What to produce: The records that follow must be reproduced in full, exactly as written.

Working data:
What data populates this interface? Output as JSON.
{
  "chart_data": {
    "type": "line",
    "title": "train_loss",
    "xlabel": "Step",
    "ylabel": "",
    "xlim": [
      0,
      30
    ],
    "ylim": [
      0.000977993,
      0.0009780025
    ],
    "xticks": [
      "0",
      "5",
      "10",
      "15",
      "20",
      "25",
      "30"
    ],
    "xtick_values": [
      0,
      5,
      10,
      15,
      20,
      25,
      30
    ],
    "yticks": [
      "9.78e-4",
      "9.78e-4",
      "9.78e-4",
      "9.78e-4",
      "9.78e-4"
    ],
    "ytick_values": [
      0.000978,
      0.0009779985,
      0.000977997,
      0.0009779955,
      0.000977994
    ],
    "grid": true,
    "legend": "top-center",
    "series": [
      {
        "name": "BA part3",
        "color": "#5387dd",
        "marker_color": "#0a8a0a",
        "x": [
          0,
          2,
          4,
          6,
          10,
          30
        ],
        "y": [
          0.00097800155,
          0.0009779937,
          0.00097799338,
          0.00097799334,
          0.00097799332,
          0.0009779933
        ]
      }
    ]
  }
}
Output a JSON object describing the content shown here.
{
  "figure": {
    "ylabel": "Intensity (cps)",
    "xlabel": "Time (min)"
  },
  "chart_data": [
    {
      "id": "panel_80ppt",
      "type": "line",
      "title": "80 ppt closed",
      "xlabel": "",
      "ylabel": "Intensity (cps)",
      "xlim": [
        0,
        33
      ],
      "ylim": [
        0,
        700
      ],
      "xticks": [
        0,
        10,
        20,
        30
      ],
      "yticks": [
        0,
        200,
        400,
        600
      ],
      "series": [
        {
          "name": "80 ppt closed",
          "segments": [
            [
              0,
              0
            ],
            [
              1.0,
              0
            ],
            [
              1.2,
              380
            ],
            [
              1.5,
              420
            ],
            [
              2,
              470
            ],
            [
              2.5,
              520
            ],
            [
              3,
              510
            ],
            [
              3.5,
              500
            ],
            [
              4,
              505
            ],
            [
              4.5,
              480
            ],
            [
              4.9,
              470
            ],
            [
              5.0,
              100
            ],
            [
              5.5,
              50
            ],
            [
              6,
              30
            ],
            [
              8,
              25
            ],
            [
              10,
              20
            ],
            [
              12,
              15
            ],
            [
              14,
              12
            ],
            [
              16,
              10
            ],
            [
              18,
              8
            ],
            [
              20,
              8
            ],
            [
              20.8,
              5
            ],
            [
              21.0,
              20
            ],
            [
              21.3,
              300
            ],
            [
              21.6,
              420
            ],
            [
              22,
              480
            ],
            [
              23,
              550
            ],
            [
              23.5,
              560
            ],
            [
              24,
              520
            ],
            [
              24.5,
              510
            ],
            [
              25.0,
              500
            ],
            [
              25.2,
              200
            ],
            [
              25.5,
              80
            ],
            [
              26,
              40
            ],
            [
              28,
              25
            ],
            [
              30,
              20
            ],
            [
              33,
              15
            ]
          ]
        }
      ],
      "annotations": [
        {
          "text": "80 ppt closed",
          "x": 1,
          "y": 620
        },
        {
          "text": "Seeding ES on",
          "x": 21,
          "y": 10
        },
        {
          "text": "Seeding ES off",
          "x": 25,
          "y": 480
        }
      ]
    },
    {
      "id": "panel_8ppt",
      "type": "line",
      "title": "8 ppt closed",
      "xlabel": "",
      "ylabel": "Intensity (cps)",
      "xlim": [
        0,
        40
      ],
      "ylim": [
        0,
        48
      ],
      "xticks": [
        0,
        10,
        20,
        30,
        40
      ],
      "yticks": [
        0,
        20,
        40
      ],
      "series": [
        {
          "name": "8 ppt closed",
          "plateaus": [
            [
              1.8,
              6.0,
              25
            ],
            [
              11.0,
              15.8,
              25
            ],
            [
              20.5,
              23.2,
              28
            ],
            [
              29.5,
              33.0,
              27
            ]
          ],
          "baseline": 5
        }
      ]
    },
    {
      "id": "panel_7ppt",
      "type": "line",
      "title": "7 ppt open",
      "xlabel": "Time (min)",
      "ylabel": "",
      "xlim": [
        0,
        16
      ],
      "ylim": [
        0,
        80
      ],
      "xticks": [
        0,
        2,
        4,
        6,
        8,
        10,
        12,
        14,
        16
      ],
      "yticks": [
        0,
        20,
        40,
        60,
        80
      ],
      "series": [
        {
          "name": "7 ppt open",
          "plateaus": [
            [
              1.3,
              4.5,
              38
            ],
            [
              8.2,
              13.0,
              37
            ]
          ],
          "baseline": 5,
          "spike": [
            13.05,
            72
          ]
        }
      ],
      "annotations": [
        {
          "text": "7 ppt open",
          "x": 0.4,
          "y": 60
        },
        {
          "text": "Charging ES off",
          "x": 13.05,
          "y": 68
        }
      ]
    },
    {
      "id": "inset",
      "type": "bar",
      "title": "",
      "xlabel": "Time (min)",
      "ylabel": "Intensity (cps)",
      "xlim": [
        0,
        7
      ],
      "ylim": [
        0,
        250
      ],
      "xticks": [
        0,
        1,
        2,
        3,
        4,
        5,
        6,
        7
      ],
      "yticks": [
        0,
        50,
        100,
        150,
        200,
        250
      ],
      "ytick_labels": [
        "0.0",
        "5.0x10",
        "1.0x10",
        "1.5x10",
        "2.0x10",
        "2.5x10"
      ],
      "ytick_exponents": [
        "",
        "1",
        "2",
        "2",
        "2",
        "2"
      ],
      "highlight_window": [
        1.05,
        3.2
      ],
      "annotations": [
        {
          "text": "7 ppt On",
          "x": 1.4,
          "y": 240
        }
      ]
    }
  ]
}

Answer to this task:
What data populates this interface? Output as JSON.
{
  "chart_data": {
    "type": "line",
    "title": "train_loss",
    "xlabel": "Step",
    "ylabel": "",
    "xlim": [
      0,
      30
    ],
    "ylim": [
      0.000977993,
      0.0009780025
    ],
    "xticks": [
      "0",
      "5",
      "10",
      "15",
      "20",
      "25",
      "30"
    ],
    "xtick_values": [
      0,
      5,
      10,
      15,
      20,
      25,
      30
    ],
    "yticks": [
      "9.78e-4",
      "9.78e-4",
      "9.78e-4",
      "9.78e-4",
      "9.78e-4"
    ],
    "ytick_values": [
      0.000978,
      0.0009779985,
      0.000977997,
      0.0009779955,
      0.000977994
    ],
    "grid": true,
    "legend": "top-center",
    "series": [
      {
        "name": "BA part3",
        "color": "#5387dd",
        "marker_color": "#0a8a0a",
        "x": [
          0,
          2,
          4,
          6,
          10,
          30
        ],
        "y": [
          0.00097800155,
          0.0009779937,
          0.00097799338,
          0.00097799334,
          0.00097799332,
          0.0009779933
        ]
      }
    ]
  }
}
Output a JSON object describing the content shown here.
{
  "figure": {
    "ylabel": "Intensity (cps)",
    "xlabel": "Time (min)"
  },
  "chart_data": [
    {
      "id": "panel_80ppt",
      "type": "line",
      "title": "80 ppt closed",
      "xlabel": "",
      "ylabel": "Intensity (cps)",
      "xlim": [
        0,
        33
      ],
      "ylim": [
        0,
        700
      ],
      "xticks": [
        0,
        10,
        20,
        30
      ],
      "yticks": [
        0,
        200,
        400,
        600
      ],
      "series": [
        {
          "name": "80 ppt closed",
          "segments": [
            [
              0,
              0
            ],
            [
              1.0,
              0
            ],
            [
              1.2,
              380
            ],
            [
              1.5,
              420
            ],
            [
              2,
              470
            ],
            [
              2.5,
              520
            ],
            [
              3,
              510
            ],
            [
              3.5,
              500
            ],
            [
              4,
              505
            ],
            [
              4.5,
              480
            ],
            [
              4.9,
              470
            ],
            [
              5.0,
              100
            ],
            [
              5.5,
              50
            ],
            [
              6,
              30
            ],
            [
              8,
              25
            ],
            [
              10,
              20
            ],
            [
              12,
              15
            ],
            [
              14,
              12
            ],
            [
              16,
              10
            ],
            [
              18,
              8
            ],
            [
              20,
              8
            ],
            [
              20.8,
              5
            ],
            [
              21.0,
              20
            ],
            [
              21.3,
              300
            ],
            [
              21.6,
              420
            ],
            [
              22,
              480
            ],
            [
              23,
              550
            ],
            [
              23.5,
              560
            ],
            [
              24,
              520
            ],
            [
              24.5,
              510
            ],
            [
              25.0,
              500
            ],
            [
              25.2,
              200
            ],
            [
              25.5,
              80
            ],
            [
              26,
              40
            ],
            [
              28,
              25
            ],
            [
              30,
              20
            ],
            [
              33,
              15
            ]
          ]
        }
      ],
      "annotations": [
        {
          "text": "80 ppt closed",
          "x": 1,
          "y": 620
        },
        {
          "text": "Seeding ES on",
          "x": 21,
          "y": 10
        },
        {
          "text": "Seeding ES off",
          "x": 25,
          "y": 480
        }
      ]
    },
    {
      "id": "panel_8ppt",
      "type": "line",
      "title": "8 ppt closed",
      "xlabel": "",
      "ylabel": "Intensity (cps)",
      "xlim": [
        0,
        40
      ],
      "ylim": [
        0,
        48
      ],
      "xticks": [
        0,
        10,
        20,
        30,
        40
      ],
      "yticks": [
        0,
        20,
        40
      ],
      "series": [
        {
          "name": "8 ppt closed",
          "plateaus": [
            [
              1.8,
              6.0,
              25
            ],
            [
              11.0,
              15.8,
              25
            ],
            [
              20.5,
              23.2,
              28
            ],
            [
              29.5,
              33.0,
              27
            ]
          ],
          "baseline": 5
        }
      ]
    },
    {
      "id": "panel_7ppt",
      "type": "line",
      "title": "7 ppt open",
      "xlabel": "Time (min)",
      "ylabel": "",
      "xlim": [
        0,
        16
      ],
      "ylim": [
        0,
        80
      ],
      "xticks": [
        0,
        2,
        4,
        6,
        8,
        10,
        12,
        14,
        16
      ],
      "yticks": [
        0,
        20,
        40,
        60,
        80
      ],
      "series": [
        {
          "name": "7 ppt open",
          "plateaus": [
            [
              1.3,
              4.5,
              38
            ],
            [
              8.2,
              13.0,
              37
            ]
          ],
          "baseline": 5,
          "spike": [
            13.05,
            72
          ]
        }
      ],
      "annotations": [
        {
          "text": "7 ppt open",
          "x": 0.4,
          "y": 60
        },
        {
          "text": "Charging ES off",
          "x": 13.05,
          "y": 68
        }
      ]
    },
    {
      "id": "inset",
      "type": "bar",
      "title": "",
      "xlabel": "Time (min)",
      "ylabel": "Intensity (cps)",
      "xlim": [
        0,
        7
      ],
      "ylim": [
        0,
        250
      ],
      "xticks": [
        0,
        1,
        2,
        3,
        4,
        5,
        6,
        7
      ],
      "yticks": [
        0,
        50,
        100,
        150,
        200,
        250
      ],
      "ytick_labels": [
        "0.0",
        "5.0x10",
        "1.0x10",
        "1.5x10",
        "2.0x10",
        "2.5x10"
      ],
      "ytick_exponents": [
        "",
        "1",
        "2",
        "2",
        "2",
        "2"
      ],
      "highlight_window": [
        1.05,
        3.2
      ],
      "annotations": [
        {
          "text": "7 ppt On",
          "x": 1.4,
          "y": 240
        }
      ]
    }
  ]
}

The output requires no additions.